_What is required:_ Write out all records as given; omit images.

######

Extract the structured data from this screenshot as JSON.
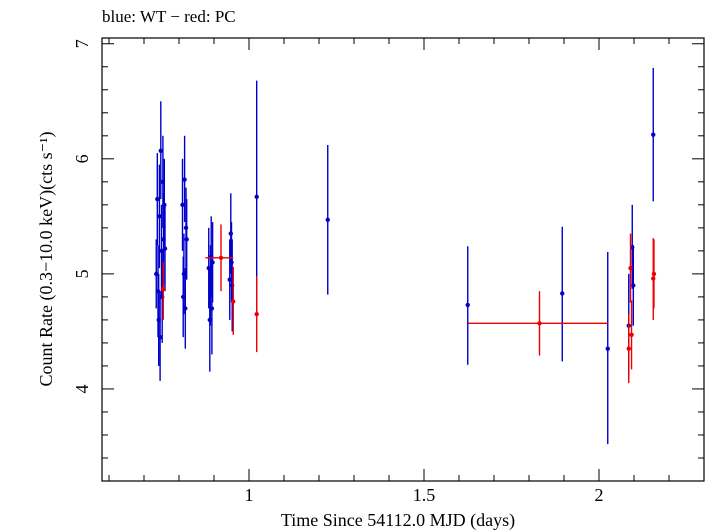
{
  "chart_data": {
    "type": "scatter",
    "title": "blue: WT − red: PC",
    "xlabel": "Time Since 54112.0 MJD (days)",
    "ylabel": "Count Rate (0.3−10.0 keV)(cts s⁻¹)",
    "xlim": [
      0.58,
      2.3
    ],
    "ylim": [
      3.2,
      7.05
    ],
    "x_ticks": [
      1,
      1.5,
      2
    ],
    "x_tick_labels": [
      "1",
      "1.5",
      "2"
    ],
    "y_ticks": [
      4,
      5,
      6,
      7
    ],
    "y_tick_labels": [
      "4",
      "5",
      "6",
      "7"
    ],
    "grid": false,
    "legend": "none",
    "series": [
      {
        "color": "#0000cc",
        "points": [
          {
            "x": 0.735,
            "y": 5.0,
            "ylo": 4.7,
            "yhi": 5.3
          },
          {
            "x": 0.738,
            "y": 5.65,
            "ylo": 5.25,
            "yhi": 6.05
          },
          {
            "x": 0.74,
            "y": 4.85,
            "ylo": 4.45,
            "yhi": 5.25
          },
          {
            "x": 0.742,
            "y": 4.6,
            "ylo": 4.2,
            "yhi": 5.0
          },
          {
            "x": 0.744,
            "y": 5.5,
            "ylo": 5.05,
            "yhi": 5.95
          },
          {
            "x": 0.746,
            "y": 4.45,
            "ylo": 4.07,
            "yhi": 4.85
          },
          {
            "x": 0.748,
            "y": 6.07,
            "ylo": 5.65,
            "yhi": 6.5
          },
          {
            "x": 0.75,
            "y": 5.2,
            "ylo": 4.8,
            "yhi": 5.6
          },
          {
            "x": 0.752,
            "y": 4.8,
            "ylo": 4.4,
            "yhi": 5.2
          },
          {
            "x": 0.754,
            "y": 5.8,
            "ylo": 5.4,
            "yhi": 6.2
          },
          {
            "x": 0.756,
            "y": 5.3,
            "ylo": 4.9,
            "yhi": 5.7
          },
          {
            "x": 0.758,
            "y": 5.6,
            "ylo": 5.2,
            "yhi": 6.0
          },
          {
            "x": 0.76,
            "y": 5.22,
            "ylo": 4.85,
            "yhi": 5.6
          },
          {
            "x": 0.81,
            "y": 5.6,
            "ylo": 5.2,
            "yhi": 6.0
          },
          {
            "x": 0.812,
            "y": 4.8,
            "ylo": 4.45,
            "yhi": 5.15
          },
          {
            "x": 0.814,
            "y": 5.0,
            "ylo": 4.65,
            "yhi": 5.35
          },
          {
            "x": 0.816,
            "y": 5.82,
            "ylo": 5.45,
            "yhi": 6.2
          },
          {
            "x": 0.818,
            "y": 4.7,
            "ylo": 4.35,
            "yhi": 5.05
          },
          {
            "x": 0.82,
            "y": 5.4,
            "ylo": 5.05,
            "yhi": 5.75
          },
          {
            "x": 0.822,
            "y": 5.3,
            "ylo": 4.95,
            "yhi": 5.65
          },
          {
            "x": 0.885,
            "y": 5.05,
            "ylo": 4.7,
            "yhi": 5.4
          },
          {
            "x": 0.888,
            "y": 4.6,
            "ylo": 4.15,
            "yhi": 5.05
          },
          {
            "x": 0.89,
            "y": 4.9,
            "ylo": 4.55,
            "yhi": 5.25
          },
          {
            "x": 0.892,
            "y": 5.15,
            "ylo": 4.8,
            "yhi": 5.5
          },
          {
            "x": 0.894,
            "y": 4.7,
            "ylo": 4.3,
            "yhi": 5.1
          },
          {
            "x": 0.896,
            "y": 5.1,
            "ylo": 4.75,
            "yhi": 5.45
          },
          {
            "x": 0.945,
            "y": 4.95,
            "ylo": 4.6,
            "yhi": 5.3
          },
          {
            "x": 0.948,
            "y": 5.35,
            "ylo": 5.0,
            "yhi": 5.7
          },
          {
            "x": 0.95,
            "y": 5.1,
            "ylo": 4.75,
            "yhi": 5.45
          },
          {
            "x": 0.952,
            "y": 4.9,
            "ylo": 4.5,
            "yhi": 5.3
          },
          {
            "x": 1.022,
            "y": 5.67,
            "ylo": 4.65,
            "yhi": 6.68
          },
          {
            "x": 1.225,
            "y": 5.47,
            "ylo": 4.82,
            "yhi": 6.12
          },
          {
            "x": 1.625,
            "y": 4.73,
            "ylo": 4.21,
            "yhi": 5.24
          },
          {
            "x": 1.895,
            "y": 4.83,
            "ylo": 4.24,
            "yhi": 5.41
          },
          {
            "x": 2.025,
            "y": 4.35,
            "ylo": 3.52,
            "yhi": 5.19
          },
          {
            "x": 2.085,
            "y": 4.55,
            "ylo": 4.1,
            "yhi": 5.0
          },
          {
            "x": 2.095,
            "y": 5.23,
            "ylo": 4.87,
            "yhi": 5.6
          },
          {
            "x": 2.098,
            "y": 4.9,
            "ylo": 4.55,
            "yhi": 5.25
          },
          {
            "x": 2.155,
            "y": 6.21,
            "ylo": 5.63,
            "yhi": 6.79
          }
        ]
      },
      {
        "color": "#ee0000",
        "points": [
          {
            "x": 0.755,
            "y": 4.87,
            "ylo": 4.6,
            "yhi": 5.1,
            "xlo": 0.748,
            "xhi": 0.762
          },
          {
            "x": 0.92,
            "y": 5.14,
            "ylo": 4.85,
            "yhi": 5.43,
            "xlo": 0.875,
            "xhi": 0.955
          },
          {
            "x": 0.955,
            "y": 4.76,
            "ylo": 4.47,
            "yhi": 5.06
          },
          {
            "x": 1.022,
            "y": 4.65,
            "ylo": 4.32,
            "yhi": 4.98
          },
          {
            "x": 1.83,
            "y": 4.57,
            "ylo": 4.29,
            "yhi": 4.85,
            "xlo": 1.625,
            "xhi": 2.025
          },
          {
            "x": 2.085,
            "y": 4.35,
            "ylo": 4.05,
            "yhi": 4.65
          },
          {
            "x": 2.09,
            "y": 5.05,
            "ylo": 4.75,
            "yhi": 5.35
          },
          {
            "x": 2.093,
            "y": 4.47,
            "ylo": 4.17,
            "yhi": 4.77
          },
          {
            "x": 2.155,
            "y": 4.96,
            "ylo": 4.6,
            "yhi": 5.31
          },
          {
            "x": 2.157,
            "y": 5.0,
            "ylo": 4.7,
            "yhi": 5.3
          }
        ]
      }
    ]
  }
}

######

_Answer to the task:_
Extract the structured data from this screenshot as JSON.
{
  "chart_data": {
    "type": "scatter",
    "title": "blue: WT − red: PC",
    "xlabel": "Time Since 54112.0 MJD (days)",
    "ylabel": "Count Rate (0.3−10.0 keV)(cts s⁻¹)",
    "xlim": [
      0.58,
      2.3
    ],
    "ylim": [
      3.2,
      7.05
    ],
    "x_ticks": [
      1,
      1.5,
      2
    ],
    "x_tick_labels": [
      "1",
      "1.5",
      "2"
    ],
    "y_ticks": [
      4,
      5,
      6,
      7
    ],
    "y_tick_labels": [
      "4",
      "5",
      "6",
      "7"
    ],
    "grid": false,
    "legend": "none",
    "series": [
      {
        "color": "#0000cc",
        "points": [
          {
            "x": 0.735,
            "y": 5.0,
            "ylo": 4.7,
            "yhi": 5.3
          },
          {
            "x": 0.738,
            "y": 5.65,
            "ylo": 5.25,
            "yhi": 6.05
          },
          {
            "x": 0.74,
            "y": 4.85,
            "ylo": 4.45,
            "yhi": 5.25
          },
          {
            "x": 0.742,
            "y": 4.6,
            "ylo": 4.2,
            "yhi": 5.0
          },
          {
            "x": 0.744,
            "y": 5.5,
            "ylo": 5.05,
            "yhi": 5.95
          },
          {
            "x": 0.746,
            "y": 4.45,
            "ylo": 4.07,
            "yhi": 4.85
          },
          {
            "x": 0.748,
            "y": 6.07,
            "ylo": 5.65,
            "yhi": 6.5
          },
          {
            "x": 0.75,
            "y": 5.2,
            "ylo": 4.8,
            "yhi": 5.6
          },
          {
            "x": 0.752,
            "y": 4.8,
            "ylo": 4.4,
            "yhi": 5.2
          },
          {
            "x": 0.754,
            "y": 5.8,
            "ylo": 5.4,
            "yhi": 6.2
          },
          {
            "x": 0.756,
            "y": 5.3,
            "ylo": 4.9,
            "yhi": 5.7
          },
          {
            "x": 0.758,
            "y": 5.6,
            "ylo": 5.2,
            "yhi": 6.0
          },
          {
            "x": 0.76,
            "y": 5.22,
            "ylo": 4.85,
            "yhi": 5.6
          },
          {
            "x": 0.81,
            "y": 5.6,
            "ylo": 5.2,
            "yhi": 6.0
          },
          {
            "x": 0.812,
            "y": 4.8,
            "ylo": 4.45,
            "yhi": 5.15
          },
          {
            "x": 0.814,
            "y": 5.0,
            "ylo": 4.65,
            "yhi": 5.35
          },
          {
            "x": 0.816,
            "y": 5.82,
            "ylo": 5.45,
            "yhi": 6.2
          },
          {
            "x": 0.818,
            "y": 4.7,
            "ylo": 4.35,
            "yhi": 5.05
          },
          {
            "x": 0.82,
            "y": 5.4,
            "ylo": 5.05,
            "yhi": 5.75
          },
          {
            "x": 0.822,
            "y": 5.3,
            "ylo": 4.95,
            "yhi": 5.65
          },
          {
            "x": 0.885,
            "y": 5.05,
            "ylo": 4.7,
            "yhi": 5.4
          },
          {
            "x": 0.888,
            "y": 4.6,
            "ylo": 4.15,
            "yhi": 5.05
          },
          {
            "x": 0.89,
            "y": 4.9,
            "ylo": 4.55,
            "yhi": 5.25
          },
          {
            "x": 0.892,
            "y": 5.15,
            "ylo": 4.8,
            "yhi": 5.5
          },
          {
            "x": 0.894,
            "y": 4.7,
            "ylo": 4.3,
            "yhi": 5.1
          },
          {
            "x": 0.896,
            "y": 5.1,
            "ylo": 4.75,
            "yhi": 5.45
          },
          {
            "x": 0.945,
            "y": 4.95,
            "ylo": 4.6,
            "yhi": 5.3
          },
          {
            "x": 0.948,
            "y": 5.35,
            "ylo": 5.0,
            "yhi": 5.7
          },
          {
            "x": 0.95,
            "y": 5.1,
            "ylo": 4.75,
            "yhi": 5.45
          },
          {
            "x": 0.952,
            "y": 4.9,
            "ylo": 4.5,
            "yhi": 5.3
          },
          {
            "x": 1.022,
            "y": 5.67,
            "ylo": 4.65,
            "yhi": 6.68
          },
          {
            "x": 1.225,
            "y": 5.47,
            "ylo": 4.82,
            "yhi": 6.12
          },
          {
            "x": 1.625,
            "y": 4.73,
            "ylo": 4.21,
            "yhi": 5.24
          },
          {
            "x": 1.895,
            "y": 4.83,
            "ylo": 4.24,
            "yhi": 5.41
          },
          {
            "x": 2.025,
            "y": 4.35,
            "ylo": 3.52,
            "yhi": 5.19
          },
          {
            "x": 2.085,
            "y": 4.55,
            "ylo": 4.1,
            "yhi": 5.0
          },
          {
            "x": 2.095,
            "y": 5.23,
            "ylo": 4.87,
            "yhi": 5.6
          },
          {
            "x": 2.098,
            "y": 4.9,
            "ylo": 4.55,
            "yhi": 5.25
          },
          {
            "x": 2.155,
            "y": 6.21,
            "ylo": 5.63,
            "yhi": 6.79
          }
        ]
      },
      {
        "color": "#ee0000",
        "points": [
          {
            "x": 0.755,
            "y": 4.87,
            "ylo": 4.6,
            "yhi": 5.1,
            "xlo": 0.748,
            "xhi": 0.762
          },
          {
            "x": 0.92,
            "y": 5.14,
            "ylo": 4.85,
            "yhi": 5.43,
            "xlo": 0.875,
            "xhi": 0.955
          },
          {
            "x": 0.955,
            "y": 4.76,
            "ylo": 4.47,
            "yhi": 5.06
          },
          {
            "x": 1.022,
            "y": 4.65,
            "ylo": 4.32,
            "yhi": 4.98
          },
          {
            "x": 1.83,
            "y": 4.57,
            "ylo": 4.29,
            "yhi": 4.85,
            "xlo": 1.625,
            "xhi": 2.025
          },
          {
            "x": 2.085,
            "y": 4.35,
            "ylo": 4.05,
            "yhi": 4.65
          },
          {
            "x": 2.09,
            "y": 5.05,
            "ylo": 4.75,
            "yhi": 5.35
          },
          {
            "x": 2.093,
            "y": 4.47,
            "ylo": 4.17,
            "yhi": 4.77
          },
          {
            "x": 2.155,
            "y": 4.96,
            "ylo": 4.6,
            "yhi": 5.31
          },
          {
            "x": 2.157,
            "y": 5.0,
            "ylo": 4.7,
            "yhi": 5.3
          }
        ]
      }
    ]
  }
}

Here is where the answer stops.